*Problem details*. Word for word, set down the records and skip each picture.

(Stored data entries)
• • •

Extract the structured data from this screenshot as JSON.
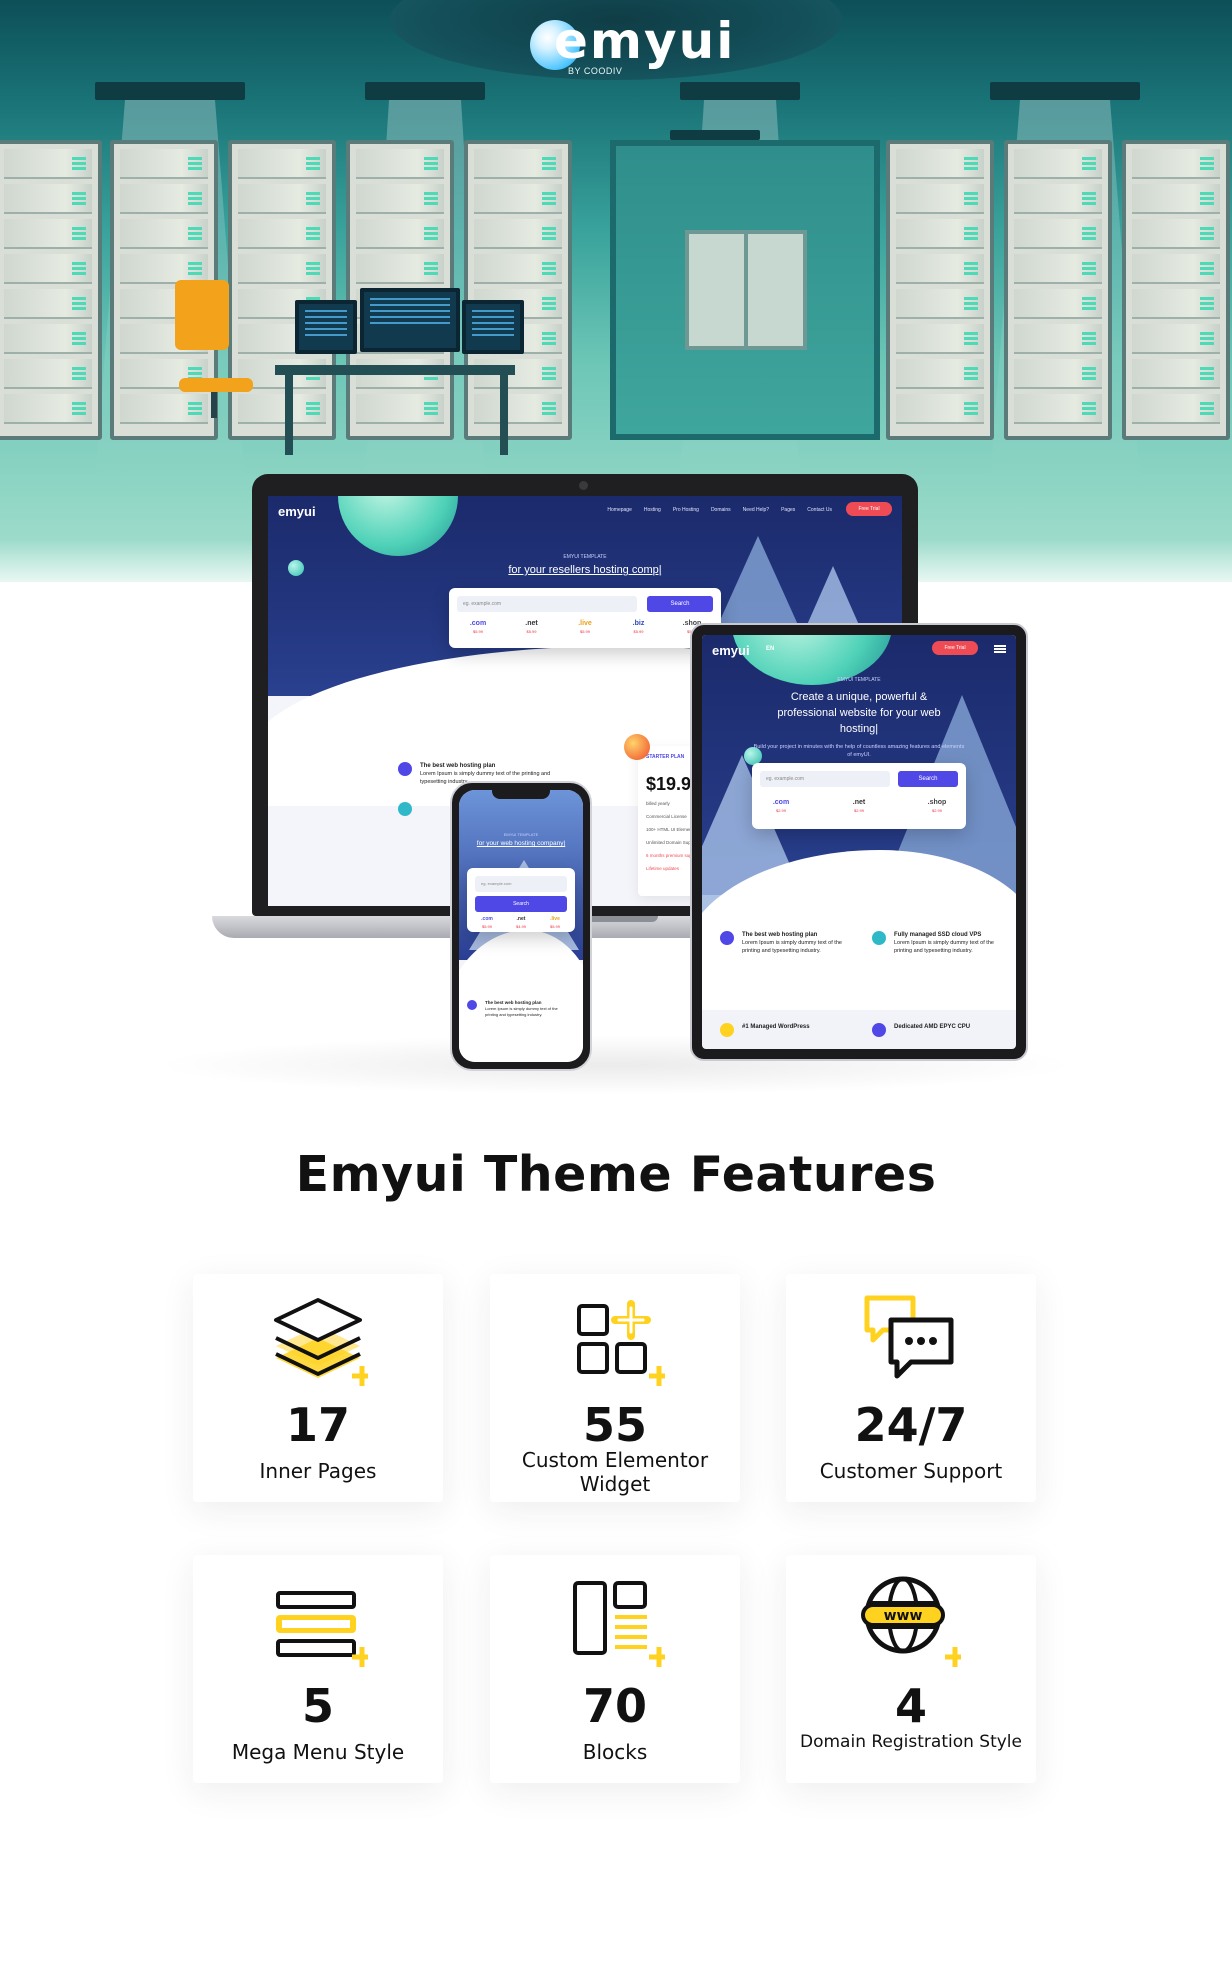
{
  "brand": {
    "logo_text": "emyui",
    "logo_sub": "BY COODIV",
    "accent": "#ffd21f",
    "primary": "#4f47e6",
    "danger": "#ef4b55"
  },
  "laptop_site": {
    "logo": "emyui",
    "nav": [
      "Homepage",
      "Hosting",
      "Pro Hosting",
      "Domains",
      "Need Help?",
      "Pages",
      "Contact Us"
    ],
    "cta": "Free Trial",
    "kicker": "EMYUI TEMPLATE",
    "headline": "for your resellers hosting comp|",
    "search_placeholder": "eg. example.com",
    "search_button": "Search",
    "tlds": [
      {
        "name": ".com",
        "price": "$5.99"
      },
      {
        "name": ".net",
        "price": "$5.99"
      },
      {
        "name": ".live",
        "price": "$5.99"
      },
      {
        "name": ".biz",
        "price": "$5.99"
      },
      {
        "name": ".shop",
        "price": "$5.99"
      }
    ],
    "feature_title": "The best web hosting plan",
    "feature_text": "Lorem Ipsum is simply dummy text of the printing and typesetting industry.",
    "plan": {
      "label": "STARTER PLAN",
      "price": "$19.99",
      "billing": "billed yearly",
      "items": [
        "Commercial License",
        "100+ HTML UI Elements",
        "Unlimited Domain Support",
        "6 months premium support",
        "Lifetime updates"
      ]
    }
  },
  "tablet_site": {
    "logo": "emyui",
    "lang": "EN",
    "cta": "Free Trial",
    "kicker": "EMYUI TEMPLATE",
    "headline": "Create a unique, powerful & professional website for your web hosting|",
    "sub": "Build your project in minutes with the help of countless amazing features and elements of emyUI.",
    "search_placeholder": "eg. example.com",
    "search_button": "Search",
    "tlds": [
      {
        "name": ".com",
        "price": "$2.99"
      },
      {
        "name": ".net",
        "price": "$2.99"
      },
      {
        "name": ".shop",
        "price": "$2.99"
      }
    ],
    "features": [
      {
        "title": "The best web hosting plan",
        "text": "Lorem Ipsum is simply dummy text of the printing and typesetting industry."
      },
      {
        "title": "Fully managed SSD cloud VPS",
        "text": "Lorem Ipsum is simply dummy text of the printing and typesetting industry."
      },
      {
        "title": "#1 Managed WordPress",
        "text": ""
      },
      {
        "title": "Dedicated AMD EPYC CPU",
        "text": ""
      }
    ]
  },
  "phone_site": {
    "kicker": "EMYUI TEMPLATE",
    "headline": "for your web hosting company|",
    "search_placeholder": "eg. example.com",
    "search_button": "Search",
    "tlds": [
      {
        "name": ".com",
        "price": "$5.99"
      },
      {
        "name": ".net",
        "price": "$4.99"
      },
      {
        "name": ".live",
        "price": "$5.99"
      }
    ],
    "feature_title": "The best web hosting plan",
    "feature_text": "Lorem Ipsum is simply dummy text of the printing and typesetting industry."
  },
  "features_section": {
    "title": "Emyui Theme Features",
    "cards": [
      {
        "icon": "layers-icon",
        "number": "17",
        "label": "Inner Pages"
      },
      {
        "icon": "widgets-icon",
        "number": "55",
        "label": "Custom Elementor Widget"
      },
      {
        "icon": "chat-icon",
        "number": "24/7",
        "label": "Customer Support"
      },
      {
        "icon": "menu-icon",
        "number": "5",
        "label": "Mega Menu Style"
      },
      {
        "icon": "blocks-icon",
        "number": "70",
        "label": "Blocks"
      },
      {
        "icon": "www-icon",
        "number": "4",
        "label": "Domain Registration Style"
      }
    ]
  }
}
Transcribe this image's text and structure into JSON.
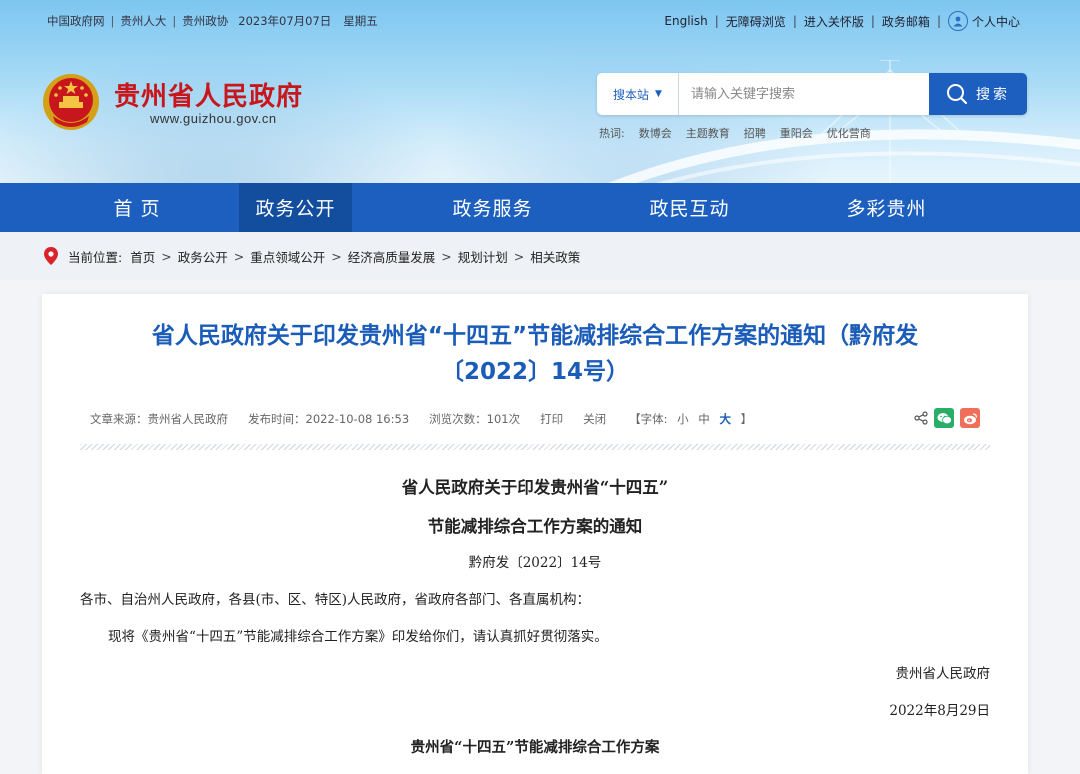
{
  "topbar": {
    "links": [
      "中国政府网",
      "贵州人大",
      "贵州政协"
    ],
    "date": "2023年07月07日",
    "weekday": "星期五"
  },
  "toplinks": {
    "english": "English",
    "accessible": "无障碍浏览",
    "care_mode": "进入关怀版",
    "mail": "政务邮箱",
    "personal": "个人中心"
  },
  "site": {
    "name": "贵州省人民政府",
    "url": "www.guizhou.gov.cn"
  },
  "search": {
    "scope": "搜本站",
    "placeholder": "请输入关键字搜索",
    "button": "搜索",
    "hot_label": "热词:",
    "hot_words": [
      "数博会",
      "主题教育",
      "招聘",
      "重阳会",
      "优化营商"
    ]
  },
  "nav": {
    "items": [
      "首页",
      "政务公开",
      "政务服务",
      "政民互动",
      "多彩贵州"
    ],
    "active_index": 1
  },
  "breadcrumb": {
    "label": "当前位置:",
    "items": [
      "首页",
      "政务公开",
      "重点领域公开",
      "经济高质量发展",
      "规划计划",
      "相关政策"
    ]
  },
  "article": {
    "title_line1": "省人民政府关于印发贵州省“十四五”节能减排综合工作方案的通知（黔府发",
    "title_line2": "〔2022〕14号）",
    "source_label": "文章来源：",
    "source": "贵州省人民政府",
    "time_label": "发布时间：",
    "time": "2022-10-08 16:53",
    "views_label": "浏览次数：",
    "views": "101次",
    "print": "打印",
    "close": "关闭",
    "font_label": "【字体:",
    "font_small": "小",
    "font_medium": "中",
    "font_large": "大",
    "font_end": "】"
  },
  "doc": {
    "heading1": "省人民政府关于印发贵州省“十四五”",
    "heading2": "节能减排综合工作方案的通知",
    "doc_no": "黔府发〔2022〕14号",
    "recipients": "各市、自治州人民政府，各县(市、区、特区)人民政府，省政府各部门、各直属机构：",
    "body": "现将《贵州省“十四五”节能减排综合工作方案》印发给你们，请认真抓好贯彻落实。",
    "signature": "贵州省人民政府",
    "date": "2022年8月29日",
    "heading3": "贵州省“十四五”节能减排综合工作方案"
  },
  "colors": {
    "primary": "#1d5fbf",
    "title_red": "#c8161d",
    "title_blue": "#1a5cb8"
  }
}
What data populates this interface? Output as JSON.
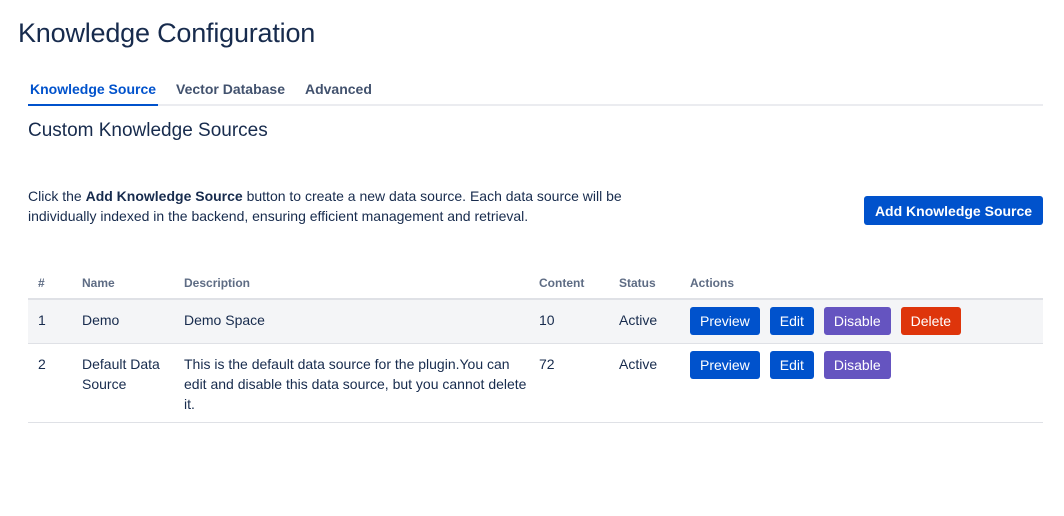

• • •

*Completed exercise*.
Extract the structured data from this screenshot as JSON.
{
  "brand": {
    "logo_text": "emyui",
    "logo_sub": "BY COODIV",
    "accent": "#ffd21f",
    "primary": "#4f47e6",
    "danger": "#ef4b55"
  },
  "laptop_site": {
    "logo": "emyui",
    "nav": [
      "Homepage",
      "Hosting",
      "Pro Hosting",
      "Domains",
      "Need Help?",
      "Pages",
      "Contact Us"
    ],
    "cta": "Free Trial",
    "kicker": "EMYUI TEMPLATE",
    "headline": "for your resellers hosting comp|",
    "search_placeholder": "eg. example.com",
    "search_button": "Search",
    "tlds": [
      {
        "name": ".com",
        "price": "$5.99"
      },
      {
        "name": ".net",
        "price": "$5.99"
      },
      {
        "name": ".live",
        "price": "$5.99"
      },
      {
        "name": ".biz",
        "price": "$5.99"
      },
      {
        "name": ".shop",
        "price": "$5.99"
      }
    ],
    "feature_title": "The best web hosting plan",
    "feature_text": "Lorem Ipsum is simply dummy text of the printing and typesetting industry.",
    "plan": {
      "label": "STARTER PLAN",
      "price": "$19.99",
      "billing": "billed yearly",
      "items": [
        "Commercial License",
        "100+ HTML UI Elements",
        "Unlimited Domain Support",
        "6 months premium support",
        "Lifetime updates"
      ]
    }
  },
  "tablet_site": {
    "logo": "emyui",
    "lang": "EN",
    "cta": "Free Trial",
    "kicker": "EMYUI TEMPLATE",
    "headline": "Create a unique, powerful & professional website for your web hosting|",
    "sub": "Build your project in minutes with the help of countless amazing features and elements of emyUI.",
    "search_placeholder": "eg. example.com",
    "search_button": "Search",
    "tlds": [
      {
        "name": ".com",
        "price": "$2.99"
      },
      {
        "name": ".net",
        "price": "$2.99"
      },
      {
        "name": ".shop",
        "price": "$2.99"
      }
    ],
    "features": [
      {
        "title": "The best web hosting plan",
        "text": "Lorem Ipsum is simply dummy text of the printing and typesetting industry."
      },
      {
        "title": "Fully managed SSD cloud VPS",
        "text": "Lorem Ipsum is simply dummy text of the printing and typesetting industry."
      },
      {
        "title": "#1 Managed WordPress",
        "text": ""
      },
      {
        "title": "Dedicated AMD EPYC CPU",
        "text": ""
      }
    ]
  },
  "phone_site": {
    "kicker": "EMYUI TEMPLATE",
    "headline": "for your web hosting company|",
    "search_placeholder": "eg. example.com",
    "search_button": "Search",
    "tlds": [
      {
        "name": ".com",
        "price": "$5.99"
      },
      {
        "name": ".net",
        "price": "$4.99"
      },
      {
        "name": ".live",
        "price": "$5.99"
      }
    ],
    "feature_title": "The best web hosting plan",
    "feature_text": "Lorem Ipsum is simply dummy text of the printing and typesetting industry."
  },
  "features_section": {
    "title": "Emyui Theme Features",
    "cards": [
      {
        "icon": "layers-icon",
        "number": "17",
        "label": "Inner Pages"
      },
      {
        "icon": "widgets-icon",
        "number": "55",
        "label": "Custom Elementor Widget"
      },
      {
        "icon": "chat-icon",
        "number": "24/7",
        "label": "Customer Support"
      },
      {
        "icon": "menu-icon",
        "number": "5",
        "label": "Mega Menu Style"
      },
      {
        "icon": "blocks-icon",
        "number": "70",
        "label": "Blocks"
      },
      {
        "icon": "www-icon",
        "number": "4",
        "label": "Domain Registration Style"
      }
    ]
  }
}
Transcribe this image's text and structure into JSON.
{
  "topbar": {
    "links": [
      "中国政府网",
      "贵州人大",
      "贵州政协"
    ],
    "date": "2023年07月07日",
    "weekday": "星期五"
  },
  "toplinks": {
    "english": "English",
    "accessible": "无障碍浏览",
    "care_mode": "进入关怀版",
    "mail": "政务邮箱",
    "personal": "个人中心"
  },
  "site": {
    "name": "贵州省人民政府",
    "url": "www.guizhou.gov.cn"
  },
  "search": {
    "scope": "搜本站",
    "placeholder": "请输入关键字搜索",
    "button": "搜索",
    "hot_label": "热词:",
    "hot_words": [
      "数博会",
      "主题教育",
      "招聘",
      "重阳会",
      "优化营商"
    ]
  },
  "nav": {
    "items": [
      "首页",
      "政务公开",
      "政务服务",
      "政民互动",
      "多彩贵州"
    ],
    "active_index": 1
  },
  "breadcrumb": {
    "label": "当前位置:",
    "items": [
      "首页",
      "政务公开",
      "重点领域公开",
      "经济高质量发展",
      "规划计划",
      "相关政策"
    ]
  },
  "article": {
    "title_line1": "省人民政府关于印发贵州省“十四五”节能减排综合工作方案的通知（黔府发",
    "title_line2": "〔2022〕14号）",
    "source_label": "文章来源：",
    "source": "贵州省人民政府",
    "time_label": "发布时间：",
    "time": "2022-10-08 16:53",
    "views_label": "浏览次数：",
    "views": "101次",
    "print": "打印",
    "close": "关闭",
    "font_label": "【字体:",
    "font_small": "小",
    "font_medium": "中",
    "font_large": "大",
    "font_end": "】"
  },
  "doc": {
    "heading1": "省人民政府关于印发贵州省“十四五”",
    "heading2": "节能减排综合工作方案的通知",
    "doc_no": "黔府发〔2022〕14号",
    "recipients": "各市、自治州人民政府，各县(市、区、特区)人民政府，省政府各部门、各直属机构：",
    "body": "现将《贵州省“十四五”节能减排综合工作方案》印发给你们，请认真抓好贯彻落实。",
    "signature": "贵州省人民政府",
    "date": "2022年8月29日",
    "heading3": "贵州省“十四五”节能减排综合工作方案"
  },
  "colors": {
    "primary": "#1d5fbf",
    "title_red": "#c8161d",
    "title_blue": "#1a5cb8"
  }
}
What data populates this interface? Output as JSON.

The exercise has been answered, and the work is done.